GIVEN REQUEST
Every entry must be duplicated precisely as written.
## Start
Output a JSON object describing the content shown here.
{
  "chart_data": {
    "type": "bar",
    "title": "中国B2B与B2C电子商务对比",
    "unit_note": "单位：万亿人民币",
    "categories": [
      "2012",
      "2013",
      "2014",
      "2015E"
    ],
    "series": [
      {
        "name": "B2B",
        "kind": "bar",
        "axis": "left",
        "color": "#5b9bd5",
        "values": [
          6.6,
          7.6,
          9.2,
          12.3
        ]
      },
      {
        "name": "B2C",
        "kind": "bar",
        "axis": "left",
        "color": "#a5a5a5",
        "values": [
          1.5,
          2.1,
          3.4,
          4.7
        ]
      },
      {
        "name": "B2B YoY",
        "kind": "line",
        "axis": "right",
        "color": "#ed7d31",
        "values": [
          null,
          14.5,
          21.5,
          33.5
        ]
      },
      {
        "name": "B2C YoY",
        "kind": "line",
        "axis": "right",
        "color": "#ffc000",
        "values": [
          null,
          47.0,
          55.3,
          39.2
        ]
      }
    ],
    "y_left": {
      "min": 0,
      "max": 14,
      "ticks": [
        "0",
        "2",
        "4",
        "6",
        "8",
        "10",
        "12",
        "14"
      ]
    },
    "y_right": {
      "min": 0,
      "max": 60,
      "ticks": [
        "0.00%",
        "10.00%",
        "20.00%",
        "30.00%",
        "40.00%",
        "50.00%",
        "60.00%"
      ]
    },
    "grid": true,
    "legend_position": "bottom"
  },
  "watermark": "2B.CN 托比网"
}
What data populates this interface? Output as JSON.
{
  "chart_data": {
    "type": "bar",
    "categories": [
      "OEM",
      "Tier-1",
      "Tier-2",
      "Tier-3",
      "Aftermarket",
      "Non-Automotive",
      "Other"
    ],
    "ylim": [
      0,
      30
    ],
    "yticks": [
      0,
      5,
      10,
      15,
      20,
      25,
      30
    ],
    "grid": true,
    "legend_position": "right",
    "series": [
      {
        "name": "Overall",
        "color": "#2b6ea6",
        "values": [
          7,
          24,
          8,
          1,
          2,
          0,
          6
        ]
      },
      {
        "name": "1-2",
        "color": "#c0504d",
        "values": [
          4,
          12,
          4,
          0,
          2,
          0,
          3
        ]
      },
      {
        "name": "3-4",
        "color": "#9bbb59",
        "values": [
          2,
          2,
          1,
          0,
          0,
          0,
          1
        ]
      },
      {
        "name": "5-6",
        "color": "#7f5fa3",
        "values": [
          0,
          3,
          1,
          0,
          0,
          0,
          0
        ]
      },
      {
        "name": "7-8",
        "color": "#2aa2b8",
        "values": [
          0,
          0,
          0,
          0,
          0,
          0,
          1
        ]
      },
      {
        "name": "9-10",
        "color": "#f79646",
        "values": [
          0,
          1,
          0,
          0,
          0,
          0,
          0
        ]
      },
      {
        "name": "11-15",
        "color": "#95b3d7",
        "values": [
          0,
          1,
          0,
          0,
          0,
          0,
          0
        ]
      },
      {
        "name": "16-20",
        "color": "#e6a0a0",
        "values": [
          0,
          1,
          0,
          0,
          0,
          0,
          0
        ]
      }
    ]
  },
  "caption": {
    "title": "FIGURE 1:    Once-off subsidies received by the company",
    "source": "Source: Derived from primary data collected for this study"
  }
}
## End
SOLUTION
Output a JSON object describing the content shown here.
{
  "chart_data": {
    "type": "bar",
    "title": "中国B2B与B2C电子商务对比",
    "unit_note": "单位：万亿人民币",
    "categories": [
      "2012",
      "2013",
      "2014",
      "2015E"
    ],
    "series": [
      {
        "name": "B2B",
        "kind": "bar",
        "axis": "left",
        "color": "#5b9bd5",
        "values": [
          6.6,
          7.6,
          9.2,
          12.3
        ]
      },
      {
        "name": "B2C",
        "kind": "bar",
        "axis": "left",
        "color": "#a5a5a5",
        "values": [
          1.5,
          2.1,
          3.4,
          4.7
        ]
      },
      {
        "name": "B2B YoY",
        "kind": "line",
        "axis": "right",
        "color": "#ed7d31",
        "values": [
          null,
          14.5,
          21.5,
          33.5
        ]
      },
      {
        "name": "B2C YoY",
        "kind": "line",
        "axis": "right",
        "color": "#ffc000",
        "values": [
          null,
          47.0,
          55.3,
          39.2
        ]
      }
    ],
    "y_left": {
      "min": 0,
      "max": 14,
      "ticks": [
        "0",
        "2",
        "4",
        "6",
        "8",
        "10",
        "12",
        "14"
      ]
    },
    "y_right": {
      "min": 0,
      "max": 60,
      "ticks": [
        "0.00%",
        "10.00%",
        "20.00%",
        "30.00%",
        "40.00%",
        "50.00%",
        "60.00%"
      ]
    },
    "grid": true,
    "legend_position": "bottom"
  },
  "watermark": "2B.CN 托比网"
}
What data populates this interface? Output as JSON.
{
  "chart_data": {
    "type": "bar",
    "categories": [
      "OEM",
      "Tier-1",
      "Tier-2",
      "Tier-3",
      "Aftermarket",
      "Non-Automotive",
      "Other"
    ],
    "ylim": [
      0,
      30
    ],
    "yticks": [
      0,
      5,
      10,
      15,
      20,
      25,
      30
    ],
    "grid": true,
    "legend_position": "right",
    "series": [
      {
        "name": "Overall",
        "color": "#2b6ea6",
        "values": [
          7,
          24,
          8,
          1,
          2,
          0,
          6
        ]
      },
      {
        "name": "1-2",
        "color": "#c0504d",
        "values": [
          4,
          12,
          4,
          0,
          2,
          0,
          3
        ]
      },
      {
        "name": "3-4",
        "color": "#9bbb59",
        "values": [
          2,
          2,
          1,
          0,
          0,
          0,
          1
        ]
      },
      {
        "name": "5-6",
        "color": "#7f5fa3",
        "values": [
          0,
          3,
          1,
          0,
          0,
          0,
          0
        ]
      },
      {
        "name": "7-8",
        "color": "#2aa2b8",
        "values": [
          0,
          0,
          0,
          0,
          0,
          0,
          1
        ]
      },
      {
        "name": "9-10",
        "color": "#f79646",
        "values": [
          0,
          1,
          0,
          0,
          0,
          0,
          0
        ]
      },
      {
        "name": "11-15",
        "color": "#95b3d7",
        "values": [
          0,
          1,
          0,
          0,
          0,
          0,
          0
        ]
      },
      {
        "name": "16-20",
        "color": "#e6a0a0",
        "values": [
          0,
          1,
          0,
          0,
          0,
          0,
          0
        ]
      }
    ]
  },
  "caption": {
    "title": "FIGURE 1:    Once-off subsidies received by the company",
    "source": "Source: Derived from primary data collected for this study"
  }
}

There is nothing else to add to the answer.